◆ Listed records ◆
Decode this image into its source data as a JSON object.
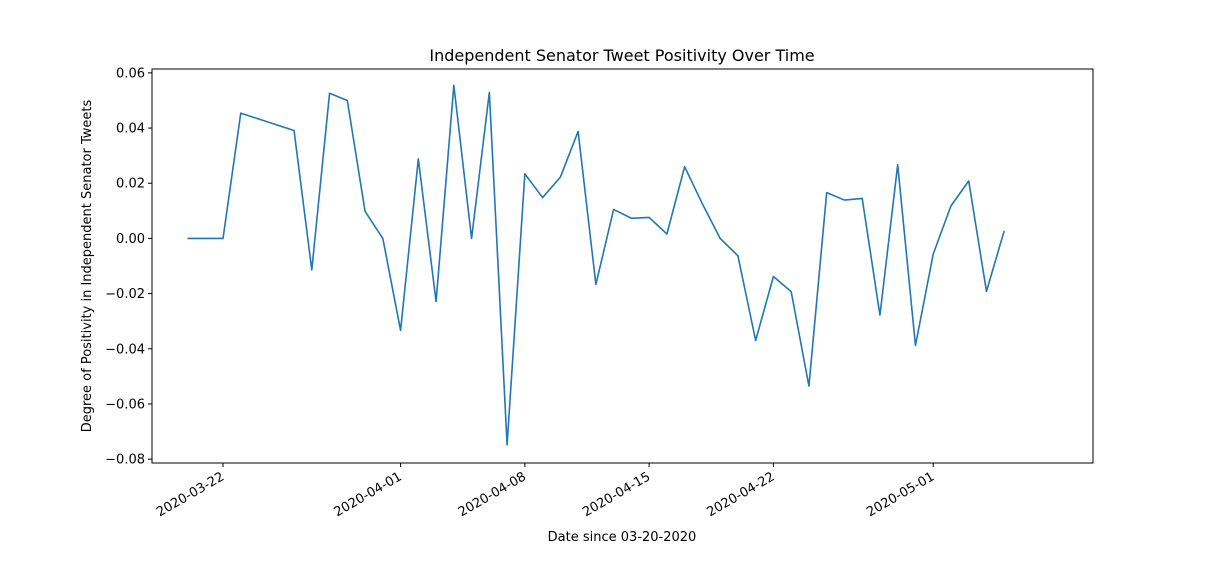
{
  "chart_data": {
    "type": "line",
    "title": "Independent Senator Tweet Positivity Over Time",
    "xlabel": "Date since 03-20-2020",
    "ylabel": "Degree of Positivity in Independent Senator Tweets",
    "grid": false,
    "x_is_date": true,
    "xlim": [
      "2020-03-18",
      "2020-05-10"
    ],
    "ylim": [
      -0.0814,
      0.0614
    ],
    "x_ticks": [
      "2020-03-22",
      "2020-04-01",
      "2020-04-08",
      "2020-04-15",
      "2020-04-22",
      "2020-05-01"
    ],
    "y_ticks": [
      0.06,
      0.04,
      0.02,
      0.0,
      -0.02,
      -0.04,
      -0.06,
      -0.08
    ],
    "y_tick_labels": [
      "0.06",
      "0.04",
      "0.02",
      "0.00",
      "−0.02",
      "−0.04",
      "−0.06",
      "−0.08"
    ],
    "series": [
      {
        "color": "#1f77b4",
        "x": [
          "2020-03-20",
          "2020-03-22",
          "2020-03-23",
          "2020-03-26",
          "2020-03-27",
          "2020-03-28",
          "2020-03-29",
          "2020-03-30",
          "2020-03-31",
          "2020-04-01",
          "2020-04-02",
          "2020-04-03",
          "2020-04-04",
          "2020-04-05",
          "2020-04-06",
          "2020-04-07",
          "2020-04-08",
          "2020-04-09",
          "2020-04-10",
          "2020-04-11",
          "2020-04-12",
          "2020-04-13",
          "2020-04-14",
          "2020-04-15",
          "2020-04-16",
          "2020-04-17",
          "2020-04-18",
          "2020-04-19",
          "2020-04-20",
          "2020-04-21",
          "2020-04-22",
          "2020-04-23",
          "2020-04-24",
          "2020-04-25",
          "2020-04-26",
          "2020-04-27",
          "2020-04-28",
          "2020-04-29",
          "2020-04-30",
          "2020-05-01",
          "2020-05-02",
          "2020-05-03",
          "2020-05-04",
          "2020-05-05"
        ],
        "y": [
          0.0,
          0.0,
          0.0454,
          0.0391,
          -0.0114,
          0.0526,
          0.05,
          0.0098,
          0.0,
          -0.0333,
          0.0288,
          -0.0229,
          0.0555,
          0.0,
          0.0529,
          -0.0748,
          0.0234,
          0.0148,
          0.0222,
          0.0388,
          -0.0167,
          0.0105,
          0.0073,
          0.0076,
          0.0016,
          0.026,
          0.0125,
          0.0,
          -0.0063,
          -0.037,
          -0.0138,
          -0.0193,
          -0.0535,
          0.0166,
          0.0139,
          0.0145,
          -0.0278,
          0.0267,
          -0.0388,
          -0.0057,
          0.0118,
          0.0208,
          -0.0192,
          0.0028
        ]
      }
    ]
  }
}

◆ Stated task ◆
Search the records above for the string "Positivity". Copy every line that contains it.

◆ Response to this task ◆
    "title": "Independent Senator Tweet Positivity Over Time",
    "ylabel": "Degree of Positivity in Independent Senator Tweets",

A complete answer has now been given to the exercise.